WORK TO BE COMPLETED: Provide an exact reproduction of every entry.

DATASET ENTRIES:

· · · · · · ·

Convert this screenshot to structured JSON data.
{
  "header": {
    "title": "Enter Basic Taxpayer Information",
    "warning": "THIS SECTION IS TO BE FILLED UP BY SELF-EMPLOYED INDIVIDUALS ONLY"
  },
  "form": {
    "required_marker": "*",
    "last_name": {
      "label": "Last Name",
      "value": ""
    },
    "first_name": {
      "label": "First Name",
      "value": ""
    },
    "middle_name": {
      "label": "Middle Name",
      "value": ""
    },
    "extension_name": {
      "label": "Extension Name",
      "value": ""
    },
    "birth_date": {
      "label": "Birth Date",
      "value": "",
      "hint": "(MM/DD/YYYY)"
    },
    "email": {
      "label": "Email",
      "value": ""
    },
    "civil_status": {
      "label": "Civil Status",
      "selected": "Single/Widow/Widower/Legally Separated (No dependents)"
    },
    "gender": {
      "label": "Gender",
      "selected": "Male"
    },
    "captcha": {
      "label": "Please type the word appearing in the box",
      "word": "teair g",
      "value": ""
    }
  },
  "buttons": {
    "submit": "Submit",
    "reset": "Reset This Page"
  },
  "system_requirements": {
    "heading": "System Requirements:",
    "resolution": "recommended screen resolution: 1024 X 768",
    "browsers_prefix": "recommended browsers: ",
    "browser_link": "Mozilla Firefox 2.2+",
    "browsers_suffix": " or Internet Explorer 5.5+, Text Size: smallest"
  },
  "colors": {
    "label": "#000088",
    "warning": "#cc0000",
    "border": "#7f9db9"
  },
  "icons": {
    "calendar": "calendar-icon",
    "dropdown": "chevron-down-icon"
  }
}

· · · · · · ·

ANSWER:
Convert this screenshot to structured JSON data.
{
  "header": {
    "title": "Enter Basic Taxpayer Information",
    "warning": "THIS SECTION IS TO BE FILLED UP BY SELF-EMPLOYED INDIVIDUALS ONLY"
  },
  "form": {
    "required_marker": "*",
    "last_name": {
      "label": "Last Name",
      "value": ""
    },
    "first_name": {
      "label": "First Name",
      "value": ""
    },
    "middle_name": {
      "label": "Middle Name",
      "value": ""
    },
    "extension_name": {
      "label": "Extension Name",
      "value": ""
    },
    "birth_date": {
      "label": "Birth Date",
      "value": "",
      "hint": "(MM/DD/YYYY)"
    },
    "email": {
      "label": "Email",
      "value": ""
    },
    "civil_status": {
      "label": "Civil Status",
      "selected": "Single/Widow/Widower/Legally Separated (No dependents)"
    },
    "gender": {
      "label": "Gender",
      "selected": "Male"
    },
    "captcha": {
      "label": "Please type the word appearing in the box",
      "word": "teair g",
      "value": ""
    }
  },
  "buttons": {
    "submit": "Submit",
    "reset": "Reset This Page"
  },
  "system_requirements": {
    "heading": "System Requirements:",
    "resolution": "recommended screen resolution: 1024 X 768",
    "browsers_prefix": "recommended browsers: ",
    "browser_link": "Mozilla Firefox 2.2+",
    "browsers_suffix": " or Internet Explorer 5.5+, Text Size: smallest"
  },
  "colors": {
    "label": "#000088",
    "warning": "#cc0000",
    "border": "#7f9db9"
  },
  "icons": {
    "calendar": "calendar-icon",
    "dropdown": "chevron-down-icon"
  }
}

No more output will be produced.